- **CHALLENGE**
Go through the records below line by line. Count the lines with "from" and give the count alone.
>> Start DATA LISTING
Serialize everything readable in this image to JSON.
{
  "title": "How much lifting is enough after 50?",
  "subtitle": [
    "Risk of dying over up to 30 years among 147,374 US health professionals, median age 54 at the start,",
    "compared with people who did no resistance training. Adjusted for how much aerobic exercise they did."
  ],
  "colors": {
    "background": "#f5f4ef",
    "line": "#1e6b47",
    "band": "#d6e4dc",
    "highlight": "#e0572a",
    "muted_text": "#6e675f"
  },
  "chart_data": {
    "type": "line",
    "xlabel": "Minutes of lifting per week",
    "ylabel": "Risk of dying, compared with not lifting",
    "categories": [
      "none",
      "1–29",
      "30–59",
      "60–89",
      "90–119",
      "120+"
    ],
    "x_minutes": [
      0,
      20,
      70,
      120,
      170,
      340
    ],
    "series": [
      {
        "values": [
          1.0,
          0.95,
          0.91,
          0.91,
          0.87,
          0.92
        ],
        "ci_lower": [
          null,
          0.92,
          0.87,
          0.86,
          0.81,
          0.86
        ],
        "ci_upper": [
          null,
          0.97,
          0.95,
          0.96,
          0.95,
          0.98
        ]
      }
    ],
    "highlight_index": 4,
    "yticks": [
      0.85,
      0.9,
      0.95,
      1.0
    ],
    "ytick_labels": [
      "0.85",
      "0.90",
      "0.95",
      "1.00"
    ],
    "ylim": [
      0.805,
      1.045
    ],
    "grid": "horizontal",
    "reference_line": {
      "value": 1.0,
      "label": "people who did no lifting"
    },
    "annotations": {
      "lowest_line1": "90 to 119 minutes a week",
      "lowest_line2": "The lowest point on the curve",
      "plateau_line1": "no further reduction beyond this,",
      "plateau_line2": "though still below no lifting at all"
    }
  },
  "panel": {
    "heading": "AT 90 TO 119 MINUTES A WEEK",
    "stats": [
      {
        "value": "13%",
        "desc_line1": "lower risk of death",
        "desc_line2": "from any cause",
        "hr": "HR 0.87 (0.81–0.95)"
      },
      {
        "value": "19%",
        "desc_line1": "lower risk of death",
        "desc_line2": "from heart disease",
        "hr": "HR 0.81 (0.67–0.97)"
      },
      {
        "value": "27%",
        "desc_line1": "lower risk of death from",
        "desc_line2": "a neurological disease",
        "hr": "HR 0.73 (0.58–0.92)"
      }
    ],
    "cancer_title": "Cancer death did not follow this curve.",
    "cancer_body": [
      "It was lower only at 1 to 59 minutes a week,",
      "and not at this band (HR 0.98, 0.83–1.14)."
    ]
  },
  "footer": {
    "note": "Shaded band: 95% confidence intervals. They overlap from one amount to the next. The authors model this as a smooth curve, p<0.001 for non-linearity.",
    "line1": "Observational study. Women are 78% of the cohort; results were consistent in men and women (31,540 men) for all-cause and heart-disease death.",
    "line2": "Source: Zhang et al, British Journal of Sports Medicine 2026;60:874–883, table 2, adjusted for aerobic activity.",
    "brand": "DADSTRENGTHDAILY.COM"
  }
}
>> End DATA LISTING
- **TASK SOLUTION**
4